WORK TO BE COMPLETED:
Locate and copy all lines bearing the word "bald".

Dataset records:
------------------------------------------------------------
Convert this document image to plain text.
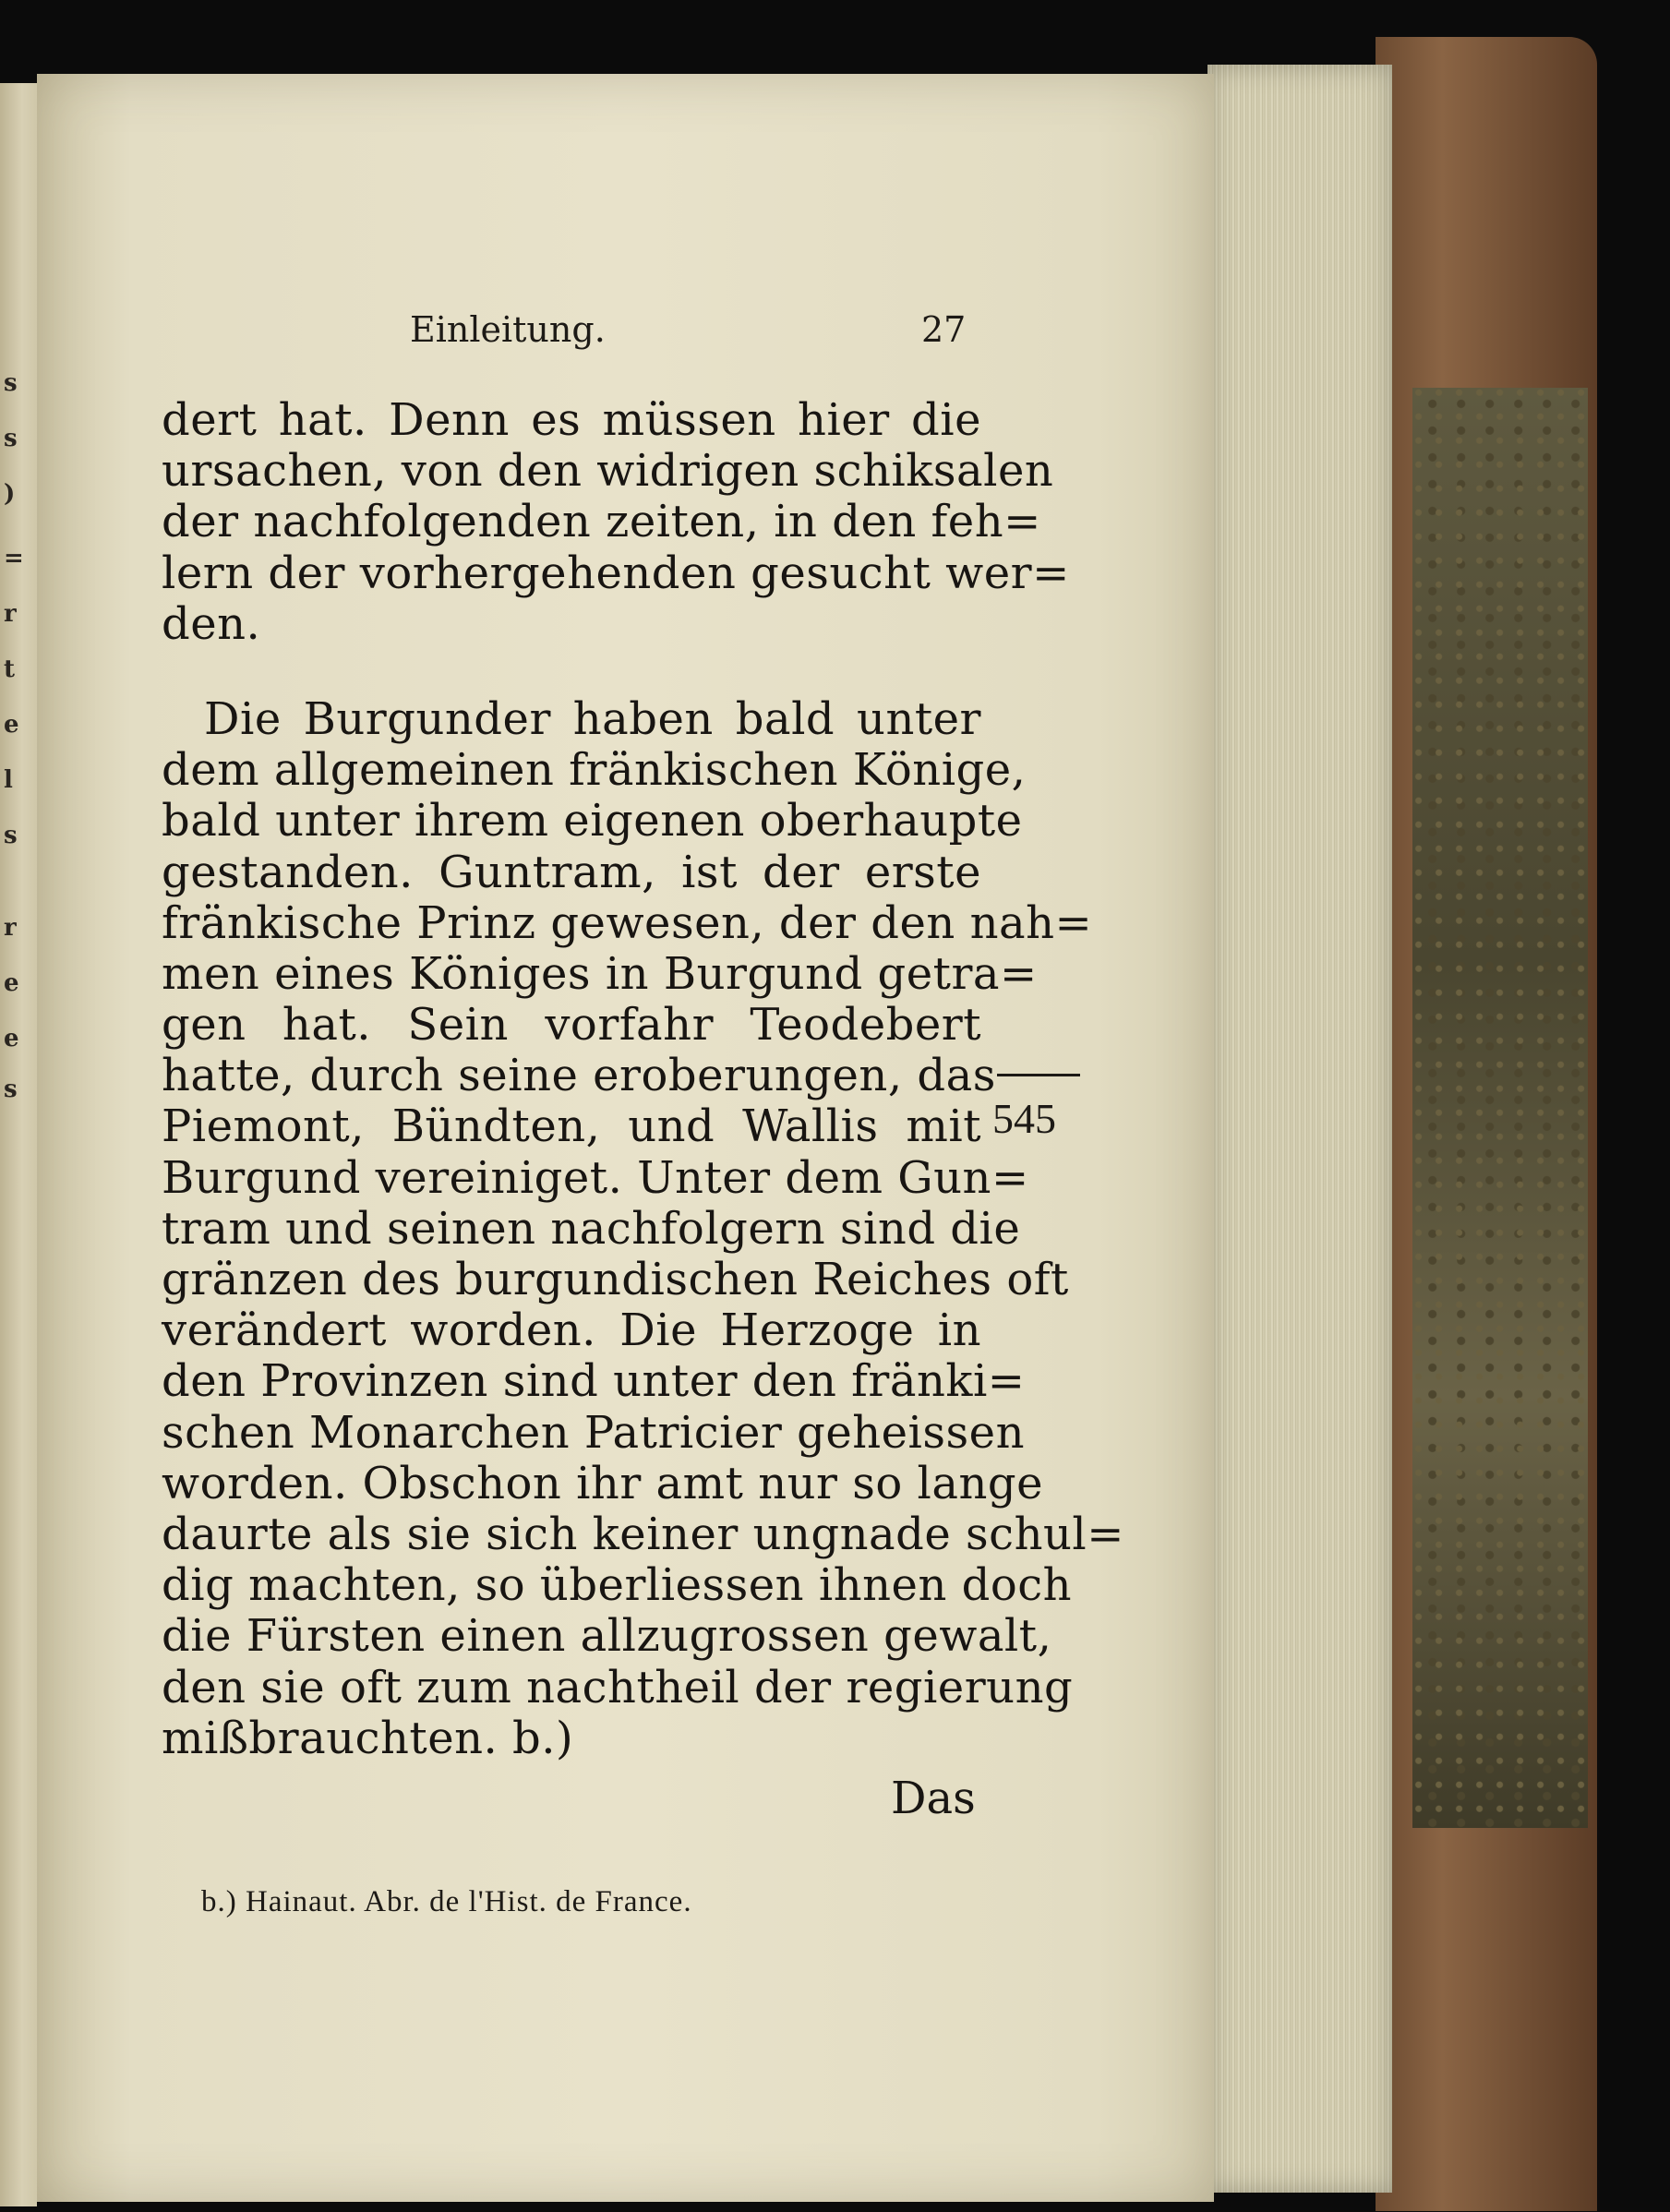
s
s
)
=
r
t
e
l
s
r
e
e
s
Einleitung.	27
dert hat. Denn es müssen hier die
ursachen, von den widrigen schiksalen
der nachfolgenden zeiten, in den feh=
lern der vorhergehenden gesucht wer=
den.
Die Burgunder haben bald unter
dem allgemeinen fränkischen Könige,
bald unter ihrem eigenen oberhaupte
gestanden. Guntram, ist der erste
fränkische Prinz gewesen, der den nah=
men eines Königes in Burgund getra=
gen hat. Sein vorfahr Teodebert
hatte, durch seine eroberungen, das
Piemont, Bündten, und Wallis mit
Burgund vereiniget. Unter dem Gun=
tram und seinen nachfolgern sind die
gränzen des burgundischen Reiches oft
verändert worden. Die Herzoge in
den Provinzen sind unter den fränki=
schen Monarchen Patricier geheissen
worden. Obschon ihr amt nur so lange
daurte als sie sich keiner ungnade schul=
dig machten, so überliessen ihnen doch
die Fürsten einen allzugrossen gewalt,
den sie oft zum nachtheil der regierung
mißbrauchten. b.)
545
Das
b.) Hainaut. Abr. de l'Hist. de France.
------------------------------------------------------------
THE RESULT:
Die Burgunder haben bald unter
bald unter ihrem eigenen oberhaupte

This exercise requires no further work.